> [Input data]
+ + + + + + +

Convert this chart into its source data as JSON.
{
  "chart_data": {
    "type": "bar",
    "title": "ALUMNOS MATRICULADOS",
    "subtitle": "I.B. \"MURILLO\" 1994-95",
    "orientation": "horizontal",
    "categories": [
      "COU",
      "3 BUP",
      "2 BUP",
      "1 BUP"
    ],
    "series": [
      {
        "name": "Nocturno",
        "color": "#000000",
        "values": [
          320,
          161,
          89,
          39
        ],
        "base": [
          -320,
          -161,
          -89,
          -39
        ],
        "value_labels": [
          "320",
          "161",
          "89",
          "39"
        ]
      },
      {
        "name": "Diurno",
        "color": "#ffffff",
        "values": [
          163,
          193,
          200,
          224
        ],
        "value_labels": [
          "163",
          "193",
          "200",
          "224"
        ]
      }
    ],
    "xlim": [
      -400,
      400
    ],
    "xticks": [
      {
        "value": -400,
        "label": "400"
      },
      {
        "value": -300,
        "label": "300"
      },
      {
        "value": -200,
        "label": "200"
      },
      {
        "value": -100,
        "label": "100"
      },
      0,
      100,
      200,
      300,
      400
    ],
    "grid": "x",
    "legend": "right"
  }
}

+ + + + + + +

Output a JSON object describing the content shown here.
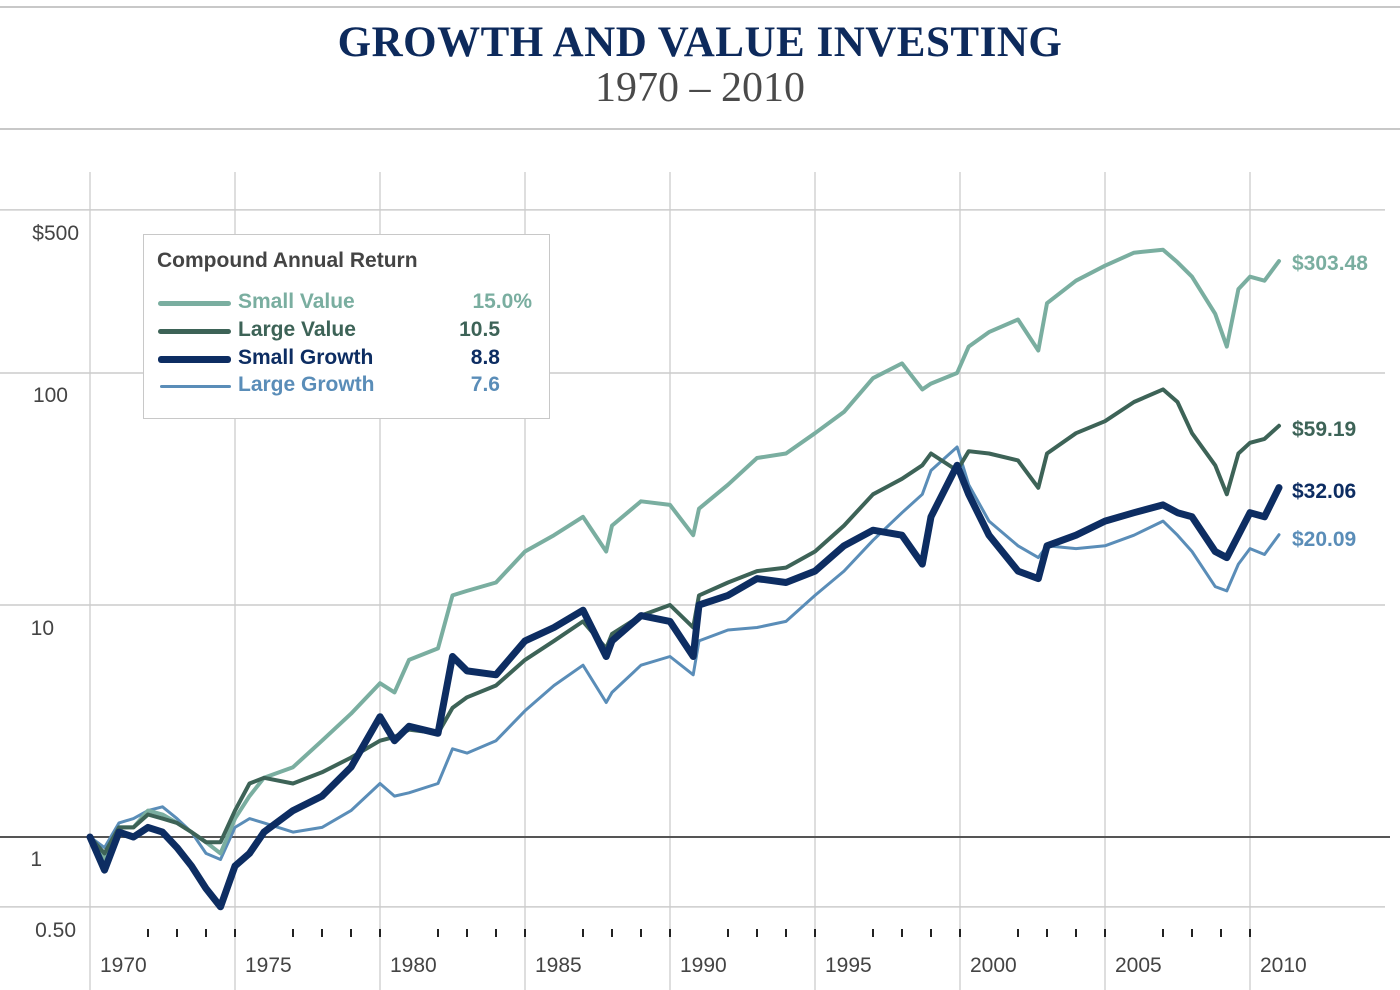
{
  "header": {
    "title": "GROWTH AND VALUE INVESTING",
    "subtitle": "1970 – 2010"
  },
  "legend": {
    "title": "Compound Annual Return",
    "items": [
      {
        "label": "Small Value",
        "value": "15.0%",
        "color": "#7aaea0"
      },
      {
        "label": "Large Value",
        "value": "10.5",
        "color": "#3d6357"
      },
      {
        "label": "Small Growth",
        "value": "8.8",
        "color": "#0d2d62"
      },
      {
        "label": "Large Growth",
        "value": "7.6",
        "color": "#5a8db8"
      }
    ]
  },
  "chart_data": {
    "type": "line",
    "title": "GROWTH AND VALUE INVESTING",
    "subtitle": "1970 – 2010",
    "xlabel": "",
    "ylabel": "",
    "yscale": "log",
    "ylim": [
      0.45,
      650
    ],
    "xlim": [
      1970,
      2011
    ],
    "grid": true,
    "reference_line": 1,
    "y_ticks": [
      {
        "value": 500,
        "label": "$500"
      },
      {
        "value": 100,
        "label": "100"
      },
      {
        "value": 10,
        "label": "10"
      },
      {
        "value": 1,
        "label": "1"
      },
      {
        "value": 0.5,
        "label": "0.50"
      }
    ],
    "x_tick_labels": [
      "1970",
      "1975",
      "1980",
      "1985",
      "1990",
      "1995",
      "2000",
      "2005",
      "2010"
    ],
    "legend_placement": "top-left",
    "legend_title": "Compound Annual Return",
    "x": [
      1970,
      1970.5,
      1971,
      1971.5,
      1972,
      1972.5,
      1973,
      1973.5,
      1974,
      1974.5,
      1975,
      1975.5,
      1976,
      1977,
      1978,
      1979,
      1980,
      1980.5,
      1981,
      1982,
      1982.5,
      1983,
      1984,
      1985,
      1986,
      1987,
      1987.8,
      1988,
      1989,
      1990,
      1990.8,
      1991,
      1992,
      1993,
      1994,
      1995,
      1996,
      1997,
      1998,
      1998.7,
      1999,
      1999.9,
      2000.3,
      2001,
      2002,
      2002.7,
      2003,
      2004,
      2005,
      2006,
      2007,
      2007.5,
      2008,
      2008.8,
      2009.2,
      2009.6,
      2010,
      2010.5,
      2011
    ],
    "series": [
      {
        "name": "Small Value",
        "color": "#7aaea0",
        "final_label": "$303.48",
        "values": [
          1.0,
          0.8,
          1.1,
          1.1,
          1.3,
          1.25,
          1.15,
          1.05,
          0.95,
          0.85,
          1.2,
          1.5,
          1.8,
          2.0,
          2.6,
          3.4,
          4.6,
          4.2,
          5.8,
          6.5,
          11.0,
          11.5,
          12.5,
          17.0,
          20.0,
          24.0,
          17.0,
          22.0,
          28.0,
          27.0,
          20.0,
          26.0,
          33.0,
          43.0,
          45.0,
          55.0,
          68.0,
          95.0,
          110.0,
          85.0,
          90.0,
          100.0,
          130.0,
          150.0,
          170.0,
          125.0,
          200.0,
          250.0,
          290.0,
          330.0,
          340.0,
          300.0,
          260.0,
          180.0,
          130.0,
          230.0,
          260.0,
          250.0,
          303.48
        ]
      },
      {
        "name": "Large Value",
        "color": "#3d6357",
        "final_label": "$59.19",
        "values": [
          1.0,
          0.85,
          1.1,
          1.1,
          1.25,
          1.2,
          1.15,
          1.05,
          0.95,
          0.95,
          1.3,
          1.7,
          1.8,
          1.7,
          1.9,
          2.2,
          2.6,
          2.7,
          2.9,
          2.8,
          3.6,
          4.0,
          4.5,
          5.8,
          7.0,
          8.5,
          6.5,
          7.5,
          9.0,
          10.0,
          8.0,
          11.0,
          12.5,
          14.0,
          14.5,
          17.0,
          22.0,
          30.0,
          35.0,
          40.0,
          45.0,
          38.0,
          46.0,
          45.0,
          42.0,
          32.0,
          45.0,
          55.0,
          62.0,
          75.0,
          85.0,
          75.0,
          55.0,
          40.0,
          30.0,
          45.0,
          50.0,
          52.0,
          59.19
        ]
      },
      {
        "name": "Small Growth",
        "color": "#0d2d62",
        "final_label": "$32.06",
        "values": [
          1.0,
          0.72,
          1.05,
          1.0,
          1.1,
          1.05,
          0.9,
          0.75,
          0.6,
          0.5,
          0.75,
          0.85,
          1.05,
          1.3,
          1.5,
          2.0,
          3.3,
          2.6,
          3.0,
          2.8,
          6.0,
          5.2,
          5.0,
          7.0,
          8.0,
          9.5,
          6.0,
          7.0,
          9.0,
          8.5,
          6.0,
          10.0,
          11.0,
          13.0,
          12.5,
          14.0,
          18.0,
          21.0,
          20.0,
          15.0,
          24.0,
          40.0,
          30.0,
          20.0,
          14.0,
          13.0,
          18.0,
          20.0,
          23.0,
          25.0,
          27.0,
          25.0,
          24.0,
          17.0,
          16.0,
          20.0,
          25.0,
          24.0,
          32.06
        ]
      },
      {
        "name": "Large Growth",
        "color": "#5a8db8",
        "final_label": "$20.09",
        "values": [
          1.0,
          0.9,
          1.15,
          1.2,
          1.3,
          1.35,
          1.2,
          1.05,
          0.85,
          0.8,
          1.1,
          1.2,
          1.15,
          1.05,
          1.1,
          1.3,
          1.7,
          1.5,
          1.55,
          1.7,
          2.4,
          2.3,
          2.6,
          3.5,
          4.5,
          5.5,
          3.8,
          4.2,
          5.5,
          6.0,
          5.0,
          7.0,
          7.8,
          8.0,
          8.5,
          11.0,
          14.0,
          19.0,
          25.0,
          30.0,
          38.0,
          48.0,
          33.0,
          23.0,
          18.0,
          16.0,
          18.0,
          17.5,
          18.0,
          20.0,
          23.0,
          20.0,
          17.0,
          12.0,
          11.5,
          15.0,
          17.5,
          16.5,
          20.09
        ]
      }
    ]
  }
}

+ + + + + + +

> [Directive] How many lines in the records above contain the word "Return"? Reply with the number and nothing more.

> [Problem solution] 2